### Task
Pull every line containing "Date" from the entries.

------

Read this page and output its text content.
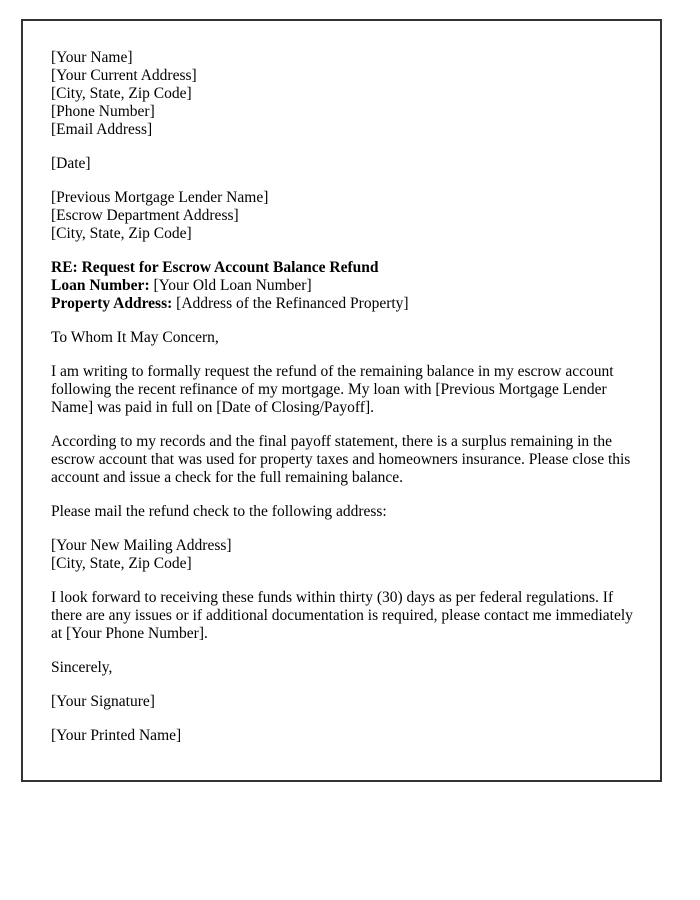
[Your Name]
[Your Current Address]
[City, State, Zip Code]
[Phone Number]
[Email Address]
[Date]
[Previous Mortgage Lender Name]
[Escrow Department Address]
[City, State, Zip Code]
RE: Request for Escrow Account Balance Refund
Loan Number: [Your Old Loan Number]
Property Address: [Address of the Refinanced Property]
To Whom It May Concern,
I am writing to formally request the refund of the remaining balance in my escrow account following the recent refinance of my mortgage. My loan with [Previous Mortgage Lender Name] was paid in full on [Date of Closing/Payoff].
According to my records and the final payoff statement, there is a surplus remaining in the escrow account that was used for property taxes and homeowners insurance. Please close this account and issue a check for the full remaining balance.
Please mail the refund check to the following address:
[Your New Mailing Address]
[City, State, Zip Code]
I look forward to receiving these funds within thirty (30) days as per federal regulations. If there are any issues or if additional documentation is required, please contact me immediately at [Your Phone Number].
Sincerely,
[Your Signature]
[Your Printed Name]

------

### Written solution
[Date]
I am writing to formally request the refund of the remaining balance in my escrow account following the recent refinance of my mortgage. My loan with [Previous Mortgage Lender Name] was paid in full on [Date of Closing/Payoff].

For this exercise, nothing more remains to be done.